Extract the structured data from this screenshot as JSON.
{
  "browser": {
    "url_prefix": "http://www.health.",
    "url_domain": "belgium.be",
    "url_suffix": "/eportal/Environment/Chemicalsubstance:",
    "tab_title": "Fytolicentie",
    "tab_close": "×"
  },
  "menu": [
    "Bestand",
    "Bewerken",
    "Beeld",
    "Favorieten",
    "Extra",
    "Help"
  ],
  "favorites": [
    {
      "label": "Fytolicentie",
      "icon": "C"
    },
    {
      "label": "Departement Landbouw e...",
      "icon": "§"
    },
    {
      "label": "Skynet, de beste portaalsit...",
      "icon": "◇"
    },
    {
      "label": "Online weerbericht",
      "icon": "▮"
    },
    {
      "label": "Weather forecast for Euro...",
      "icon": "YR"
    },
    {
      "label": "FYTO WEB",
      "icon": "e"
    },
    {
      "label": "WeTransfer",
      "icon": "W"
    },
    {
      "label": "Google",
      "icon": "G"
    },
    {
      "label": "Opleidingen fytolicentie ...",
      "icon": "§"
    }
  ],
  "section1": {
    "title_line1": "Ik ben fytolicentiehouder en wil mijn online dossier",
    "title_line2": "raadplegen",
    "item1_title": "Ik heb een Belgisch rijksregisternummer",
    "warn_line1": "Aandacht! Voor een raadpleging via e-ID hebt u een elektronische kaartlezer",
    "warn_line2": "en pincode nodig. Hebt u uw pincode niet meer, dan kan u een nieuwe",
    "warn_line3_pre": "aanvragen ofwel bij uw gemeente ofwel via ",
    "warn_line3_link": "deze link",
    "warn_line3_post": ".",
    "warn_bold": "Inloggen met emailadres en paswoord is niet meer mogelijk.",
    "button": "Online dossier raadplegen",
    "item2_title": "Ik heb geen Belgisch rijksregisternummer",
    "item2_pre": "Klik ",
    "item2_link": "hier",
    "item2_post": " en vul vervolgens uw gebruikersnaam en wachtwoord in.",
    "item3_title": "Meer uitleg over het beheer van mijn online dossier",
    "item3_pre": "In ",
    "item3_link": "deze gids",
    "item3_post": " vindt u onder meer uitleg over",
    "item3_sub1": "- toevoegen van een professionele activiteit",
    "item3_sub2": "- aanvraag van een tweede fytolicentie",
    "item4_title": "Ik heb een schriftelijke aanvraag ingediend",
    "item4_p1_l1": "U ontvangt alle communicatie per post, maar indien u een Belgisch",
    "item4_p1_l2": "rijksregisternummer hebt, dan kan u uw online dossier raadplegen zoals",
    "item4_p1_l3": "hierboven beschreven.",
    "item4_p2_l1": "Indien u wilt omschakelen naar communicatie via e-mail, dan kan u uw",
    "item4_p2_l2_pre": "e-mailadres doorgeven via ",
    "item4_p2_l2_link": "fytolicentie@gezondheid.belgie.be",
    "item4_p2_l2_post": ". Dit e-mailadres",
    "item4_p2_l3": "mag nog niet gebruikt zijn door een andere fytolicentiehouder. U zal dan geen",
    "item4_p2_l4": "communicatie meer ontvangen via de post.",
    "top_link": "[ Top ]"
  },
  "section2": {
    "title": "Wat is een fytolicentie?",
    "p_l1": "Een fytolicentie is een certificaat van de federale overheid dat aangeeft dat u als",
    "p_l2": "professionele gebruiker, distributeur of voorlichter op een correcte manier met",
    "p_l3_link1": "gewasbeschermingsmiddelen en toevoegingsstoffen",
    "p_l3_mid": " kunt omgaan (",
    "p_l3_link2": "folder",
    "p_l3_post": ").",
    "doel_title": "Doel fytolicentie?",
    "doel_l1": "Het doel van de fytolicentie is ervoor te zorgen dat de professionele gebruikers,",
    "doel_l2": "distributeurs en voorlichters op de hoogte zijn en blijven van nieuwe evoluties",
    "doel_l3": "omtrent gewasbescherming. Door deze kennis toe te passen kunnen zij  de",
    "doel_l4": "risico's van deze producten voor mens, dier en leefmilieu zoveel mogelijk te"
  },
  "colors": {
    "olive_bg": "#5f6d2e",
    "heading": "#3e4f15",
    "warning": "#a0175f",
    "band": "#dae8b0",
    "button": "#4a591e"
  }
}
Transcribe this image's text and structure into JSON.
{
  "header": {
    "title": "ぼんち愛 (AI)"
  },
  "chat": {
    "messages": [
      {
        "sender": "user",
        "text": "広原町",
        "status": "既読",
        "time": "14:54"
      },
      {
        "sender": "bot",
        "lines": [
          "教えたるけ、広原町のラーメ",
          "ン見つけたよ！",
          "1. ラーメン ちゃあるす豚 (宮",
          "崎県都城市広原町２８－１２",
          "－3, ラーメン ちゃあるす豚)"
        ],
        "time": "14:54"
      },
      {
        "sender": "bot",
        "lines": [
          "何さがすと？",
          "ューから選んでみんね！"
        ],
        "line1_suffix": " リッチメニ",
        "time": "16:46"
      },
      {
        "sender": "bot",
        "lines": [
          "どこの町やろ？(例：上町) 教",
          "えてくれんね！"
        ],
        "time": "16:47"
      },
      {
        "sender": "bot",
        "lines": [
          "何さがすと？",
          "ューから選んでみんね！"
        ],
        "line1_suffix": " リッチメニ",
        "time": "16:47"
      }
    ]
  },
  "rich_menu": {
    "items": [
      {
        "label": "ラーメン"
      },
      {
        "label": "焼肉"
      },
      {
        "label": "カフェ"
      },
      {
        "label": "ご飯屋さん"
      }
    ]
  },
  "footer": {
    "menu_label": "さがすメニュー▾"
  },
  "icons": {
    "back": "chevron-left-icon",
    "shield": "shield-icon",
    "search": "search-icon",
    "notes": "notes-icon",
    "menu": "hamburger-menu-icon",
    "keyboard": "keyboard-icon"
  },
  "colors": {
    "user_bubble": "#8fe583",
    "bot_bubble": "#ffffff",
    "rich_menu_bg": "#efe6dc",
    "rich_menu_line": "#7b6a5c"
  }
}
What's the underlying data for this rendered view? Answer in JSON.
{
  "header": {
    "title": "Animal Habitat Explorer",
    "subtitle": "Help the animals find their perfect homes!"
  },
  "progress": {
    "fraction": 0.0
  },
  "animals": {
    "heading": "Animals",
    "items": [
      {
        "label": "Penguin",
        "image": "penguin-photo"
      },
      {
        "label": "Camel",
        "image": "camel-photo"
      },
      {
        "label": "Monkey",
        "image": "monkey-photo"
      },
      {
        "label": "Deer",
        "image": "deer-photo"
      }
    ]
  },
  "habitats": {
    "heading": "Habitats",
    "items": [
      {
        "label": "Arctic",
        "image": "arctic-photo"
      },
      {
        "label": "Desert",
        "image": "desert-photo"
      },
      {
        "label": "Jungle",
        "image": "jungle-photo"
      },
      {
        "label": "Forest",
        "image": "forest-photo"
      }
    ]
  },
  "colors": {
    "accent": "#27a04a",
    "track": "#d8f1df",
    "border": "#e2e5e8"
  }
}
================
» WRITTEN EXERCISE
Within the records, how many lines include "photo"? The answer is the number and nothing else.

» TASK RESPONSE
8